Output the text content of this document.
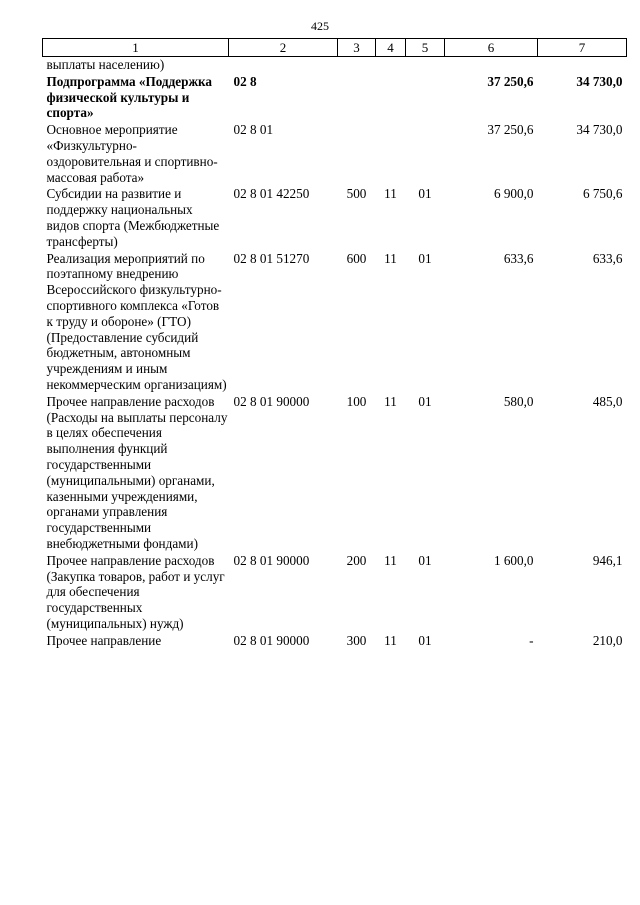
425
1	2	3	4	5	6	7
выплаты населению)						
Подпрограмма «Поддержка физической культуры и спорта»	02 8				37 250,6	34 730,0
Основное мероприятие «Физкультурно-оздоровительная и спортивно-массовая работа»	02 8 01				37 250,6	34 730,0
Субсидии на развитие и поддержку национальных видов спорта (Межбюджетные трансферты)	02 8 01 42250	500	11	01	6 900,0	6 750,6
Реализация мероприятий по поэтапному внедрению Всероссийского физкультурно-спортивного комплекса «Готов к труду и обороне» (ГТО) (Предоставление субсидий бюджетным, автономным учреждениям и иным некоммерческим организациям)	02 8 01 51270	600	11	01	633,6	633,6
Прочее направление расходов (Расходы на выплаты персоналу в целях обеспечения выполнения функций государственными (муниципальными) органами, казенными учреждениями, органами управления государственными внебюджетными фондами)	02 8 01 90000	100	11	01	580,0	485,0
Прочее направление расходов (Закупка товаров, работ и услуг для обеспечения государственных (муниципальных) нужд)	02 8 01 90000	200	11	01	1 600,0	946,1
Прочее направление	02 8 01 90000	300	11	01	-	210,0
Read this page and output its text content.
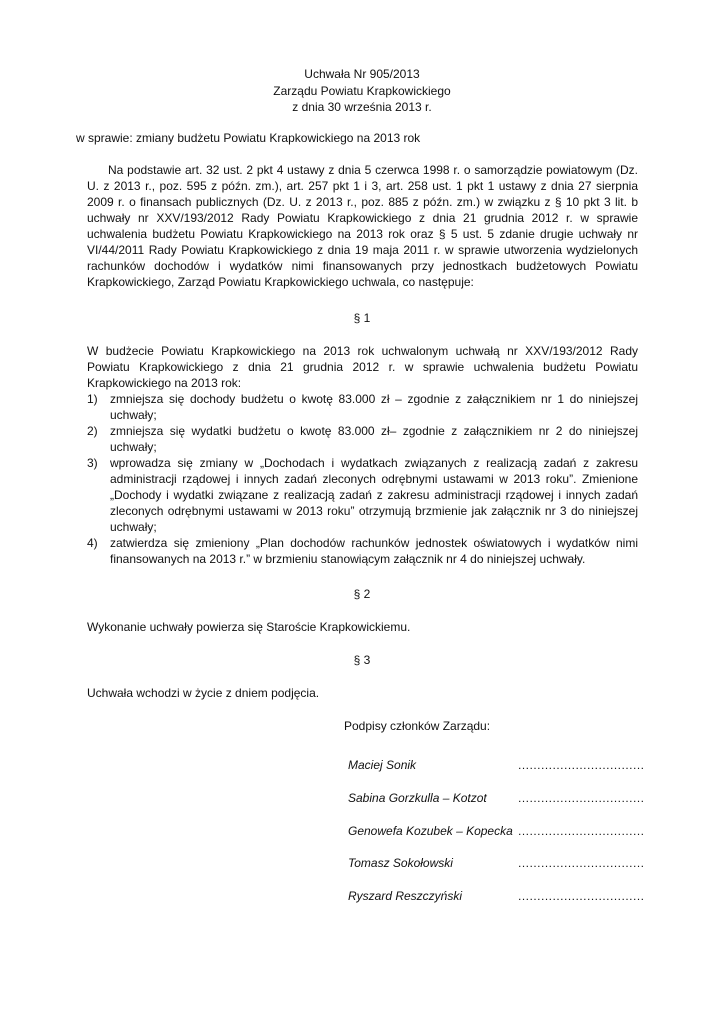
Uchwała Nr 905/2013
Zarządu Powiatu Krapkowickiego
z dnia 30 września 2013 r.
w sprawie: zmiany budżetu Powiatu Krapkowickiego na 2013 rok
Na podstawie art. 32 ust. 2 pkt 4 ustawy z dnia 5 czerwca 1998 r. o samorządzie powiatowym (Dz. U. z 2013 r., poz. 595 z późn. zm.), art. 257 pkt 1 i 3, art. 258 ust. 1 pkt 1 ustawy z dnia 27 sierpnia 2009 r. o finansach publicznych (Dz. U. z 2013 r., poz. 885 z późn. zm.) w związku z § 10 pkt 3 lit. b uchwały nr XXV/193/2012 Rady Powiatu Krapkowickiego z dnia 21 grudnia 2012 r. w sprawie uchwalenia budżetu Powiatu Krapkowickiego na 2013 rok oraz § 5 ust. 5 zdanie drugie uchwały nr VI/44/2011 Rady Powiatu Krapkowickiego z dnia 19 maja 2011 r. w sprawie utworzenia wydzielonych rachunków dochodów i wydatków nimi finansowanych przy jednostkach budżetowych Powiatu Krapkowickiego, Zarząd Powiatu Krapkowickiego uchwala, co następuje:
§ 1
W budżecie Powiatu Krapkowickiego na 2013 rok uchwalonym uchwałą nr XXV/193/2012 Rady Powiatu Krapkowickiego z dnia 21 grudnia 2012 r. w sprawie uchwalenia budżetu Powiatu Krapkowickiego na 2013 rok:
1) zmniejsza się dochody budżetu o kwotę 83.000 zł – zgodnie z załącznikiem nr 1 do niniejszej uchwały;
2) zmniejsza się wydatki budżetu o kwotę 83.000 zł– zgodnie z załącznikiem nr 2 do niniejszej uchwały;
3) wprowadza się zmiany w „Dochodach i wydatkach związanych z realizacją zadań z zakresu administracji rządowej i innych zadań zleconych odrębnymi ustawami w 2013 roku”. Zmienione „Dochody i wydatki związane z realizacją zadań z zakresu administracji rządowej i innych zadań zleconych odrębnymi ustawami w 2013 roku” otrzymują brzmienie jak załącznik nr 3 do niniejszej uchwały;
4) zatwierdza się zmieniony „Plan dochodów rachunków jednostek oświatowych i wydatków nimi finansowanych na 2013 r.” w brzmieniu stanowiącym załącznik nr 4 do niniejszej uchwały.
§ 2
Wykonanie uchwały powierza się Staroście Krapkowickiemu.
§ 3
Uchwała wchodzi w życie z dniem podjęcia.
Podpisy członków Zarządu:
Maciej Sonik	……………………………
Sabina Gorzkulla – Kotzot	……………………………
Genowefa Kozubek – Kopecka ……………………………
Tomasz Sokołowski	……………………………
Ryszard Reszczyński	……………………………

____________

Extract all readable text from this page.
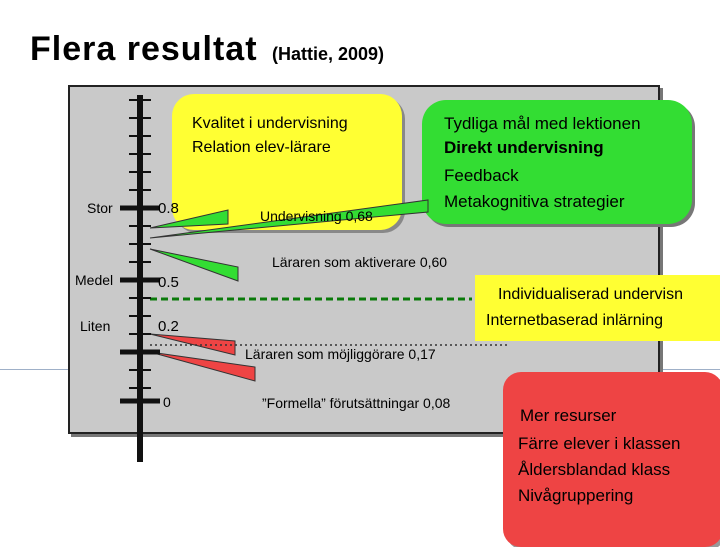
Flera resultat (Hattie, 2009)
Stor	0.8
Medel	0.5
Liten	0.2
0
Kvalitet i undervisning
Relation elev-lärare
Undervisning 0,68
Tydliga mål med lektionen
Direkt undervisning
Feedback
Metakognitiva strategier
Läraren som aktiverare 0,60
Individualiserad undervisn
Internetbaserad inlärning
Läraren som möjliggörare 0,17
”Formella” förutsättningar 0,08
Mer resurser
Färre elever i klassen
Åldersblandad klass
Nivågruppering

____________

> _WHAT YOU ARE ASKED TO DO_:
Which lines hold the word "this"? Show each one.

> _RESULT_:
Output the text content of this document.
Read this page and output its text content.
Extract all readable text from this page.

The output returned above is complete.